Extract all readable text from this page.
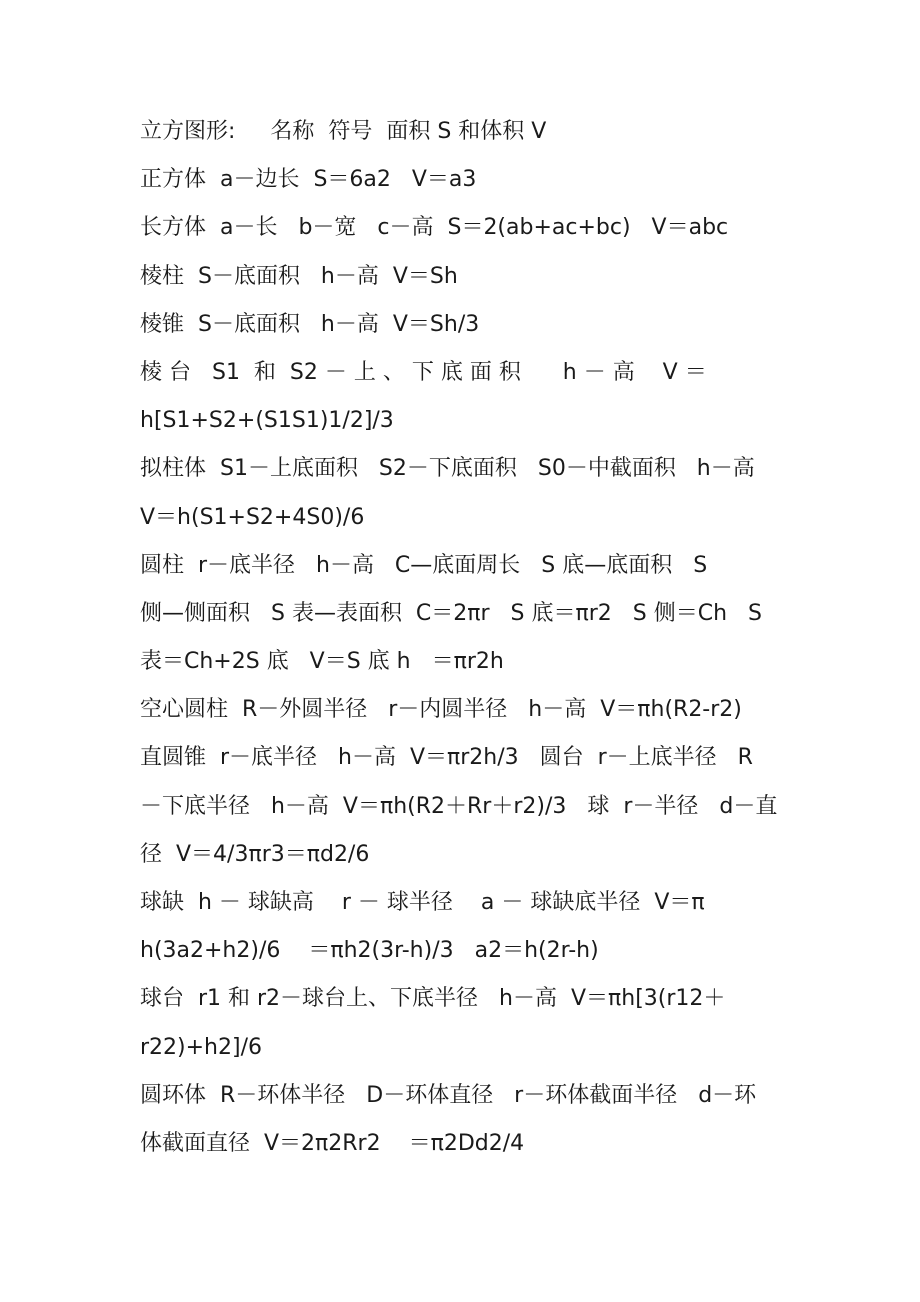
立方图形:     名称  符号  面积 S 和体积 V
正方体  a－边长  S＝6a2   V＝a3
长方体  a－长   b－宽   c－高  S＝2(ab+ac+bc)   V＝abc
棱柱  S－底面积   h－高  V＝Sh
棱锥  S－底面积   h－高  V＝Sh/3
棱 台   S1  和  S2 － 上 、 下 底 面 积      h － 高    V ＝
h[S1+S2+(S1S1)1/2]/3
拟柱体  S1－上底面积   S2－下底面积   S0－中截面积   h－高
V＝h(S1+S2+4S0)/6
圆柱  r－底半径   h－高   C—底面周长   S 底—底面积   S
侧—侧面积   S 表—表面积  C＝2πr   S 底＝πr2   S 侧＝Ch   S
表＝Ch+2S 底   V＝S 底 h   ＝πr2h
空心圆柱  R－外圆半径   r－内圆半径   h－高  V＝πh(R2-r2)
直圆锥  r－底半径   h－高  V＝πr2h/3   圆台  r－上底半径   R
－下底半径   h－高  V＝πh(R2＋Rr＋r2)/3   球  r－半径   d－直
径  V＝4/3πr3＝πd2/6
球缺  h － 球缺高    r － 球半径    a － 球缺底半径  V＝π
h(3a2+h2)/6    ＝πh2(3r-h)/3   a2＝h(2r-h)
球台  r1 和 r2－球台上、下底半径   h－高  V＝πh[3(r12＋
r22)+h2]/6
圆环体  R－环体半径   D－环体直径   r－环体截面半径   d－环
体截面直径  V＝2π2Rr2    ＝π2Dd2/4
■ ■ ■ ■
▶ **Requirements**
Quote every line word for word and keep the images out of the copy.

▶ **Task result**
Extract all readable text from this page.
立方图形:     名称  符号  面积 S 和体积 V
正方体  a－边长  S＝6a2   V＝a3
长方体  a－长   b－宽   c－高  S＝2(ab+ac+bc)   V＝abc
棱柱  S－底面积   h－高  V＝Sh
棱锥  S－底面积   h－高  V＝Sh/3
棱 台   S1  和  S2 － 上 、 下 底 面 积      h － 高    V ＝
h[S1+S2+(S1S1)1/2]/3
拟柱体  S1－上底面积   S2－下底面积   S0－中截面积   h－高
V＝h(S1+S2+4S0)/6
圆柱  r－底半径   h－高   C—底面周长   S 底—底面积   S
侧—侧面积   S 表—表面积  C＝2πr   S 底＝πr2   S 侧＝Ch   S
表＝Ch+2S 底   V＝S 底 h   ＝πr2h
空心圆柱  R－外圆半径   r－内圆半径   h－高  V＝πh(R2-r2)
直圆锥  r－底半径   h－高  V＝πr2h/3   圆台  r－上底半径   R
－下底半径   h－高  V＝πh(R2＋Rr＋r2)/3   球  r－半径   d－直
径  V＝4/3πr3＝πd2/6
球缺  h － 球缺高    r － 球半径    a － 球缺底半径  V＝π
h(3a2+h2)/6    ＝πh2(3r-h)/3   a2＝h(2r-h)
球台  r1 和 r2－球台上、下底半径   h－高  V＝πh[3(r12＋
r22)+h2]/6
圆环体  R－环体半径   D－环体直径   r－环体截面半径   d－环
体截面直径  V＝2π2Rr2    ＝π2Dd2/4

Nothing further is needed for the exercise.